TASK DESCRIPTION
Reproduce the line that holds "Output a JSON" together with all the lines after it up to the end of the entries.

===== INFORMATION GIVEN =====

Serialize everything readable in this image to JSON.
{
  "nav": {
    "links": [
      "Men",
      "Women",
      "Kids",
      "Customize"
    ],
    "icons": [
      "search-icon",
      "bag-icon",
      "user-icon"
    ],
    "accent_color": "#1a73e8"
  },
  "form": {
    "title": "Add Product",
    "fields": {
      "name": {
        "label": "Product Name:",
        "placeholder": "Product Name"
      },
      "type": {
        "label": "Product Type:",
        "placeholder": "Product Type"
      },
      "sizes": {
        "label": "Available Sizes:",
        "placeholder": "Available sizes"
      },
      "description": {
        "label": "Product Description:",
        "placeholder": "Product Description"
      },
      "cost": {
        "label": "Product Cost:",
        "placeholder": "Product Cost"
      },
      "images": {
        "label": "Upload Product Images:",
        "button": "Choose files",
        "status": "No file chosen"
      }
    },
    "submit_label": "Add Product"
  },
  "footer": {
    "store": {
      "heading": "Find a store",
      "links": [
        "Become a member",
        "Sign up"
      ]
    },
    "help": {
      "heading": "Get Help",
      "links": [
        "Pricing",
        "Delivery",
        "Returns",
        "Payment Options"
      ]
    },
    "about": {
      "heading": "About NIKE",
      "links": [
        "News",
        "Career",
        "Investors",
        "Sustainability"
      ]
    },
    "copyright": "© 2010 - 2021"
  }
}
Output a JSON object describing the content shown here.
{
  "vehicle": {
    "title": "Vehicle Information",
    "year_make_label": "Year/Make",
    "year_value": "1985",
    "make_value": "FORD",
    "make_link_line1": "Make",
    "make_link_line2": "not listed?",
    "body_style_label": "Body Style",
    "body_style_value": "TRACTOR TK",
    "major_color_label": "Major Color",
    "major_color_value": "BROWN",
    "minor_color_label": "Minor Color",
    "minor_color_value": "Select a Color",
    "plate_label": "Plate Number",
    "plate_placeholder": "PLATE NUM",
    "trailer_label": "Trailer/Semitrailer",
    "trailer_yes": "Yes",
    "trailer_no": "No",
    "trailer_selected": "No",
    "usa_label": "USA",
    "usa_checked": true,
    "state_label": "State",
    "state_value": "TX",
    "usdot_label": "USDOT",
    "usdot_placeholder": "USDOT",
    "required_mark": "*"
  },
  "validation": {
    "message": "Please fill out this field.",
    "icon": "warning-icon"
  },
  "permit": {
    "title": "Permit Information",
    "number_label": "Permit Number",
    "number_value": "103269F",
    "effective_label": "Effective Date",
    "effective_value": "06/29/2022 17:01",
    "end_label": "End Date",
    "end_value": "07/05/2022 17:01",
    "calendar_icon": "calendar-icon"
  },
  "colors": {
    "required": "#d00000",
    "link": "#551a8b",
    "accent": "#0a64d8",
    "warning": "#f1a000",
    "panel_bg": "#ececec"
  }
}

=====

COMPLETE ANSWER
Output a JSON object describing the content shown here.
{
  "vehicle": {
    "title": "Vehicle Information",
    "year_make_label": "Year/Make",
    "year_value": "1985",
    "make_value": "FORD",
    "make_link_line1": "Make",
    "make_link_line2": "not listed?",
    "body_style_label": "Body Style",
    "body_style_value": "TRACTOR TK",
    "major_color_label": "Major Color",
    "major_color_value": "BROWN",
    "minor_color_label": "Minor Color",
    "minor_color_value": "Select a Color",
    "plate_label": "Plate Number",
    "plate_placeholder": "PLATE NUM",
    "trailer_label": "Trailer/Semitrailer",
    "trailer_yes": "Yes",
    "trailer_no": "No",
    "trailer_selected": "No",
    "usa_label": "USA",
    "usa_checked": true,
    "state_label": "State",
    "state_value": "TX",
    "usdot_label": "USDOT",
    "usdot_placeholder": "USDOT",
    "required_mark": "*"
  },
  "validation": {
    "message": "Please fill out this field.",
    "icon": "warning-icon"
  },
  "permit": {
    "title": "Permit Information",
    "number_label": "Permit Number",
    "number_value": "103269F",
    "effective_label": "Effective Date",
    "effective_value": "06/29/2022 17:01",
    "end_label": "End Date",
    "end_value": "07/05/2022 17:01",
    "calendar_icon": "calendar-icon"
  },
  "colors": {
    "required": "#d00000",
    "link": "#551a8b",
    "accent": "#0a64d8",
    "warning": "#f1a000",
    "panel_bg": "#ececec"
  }
}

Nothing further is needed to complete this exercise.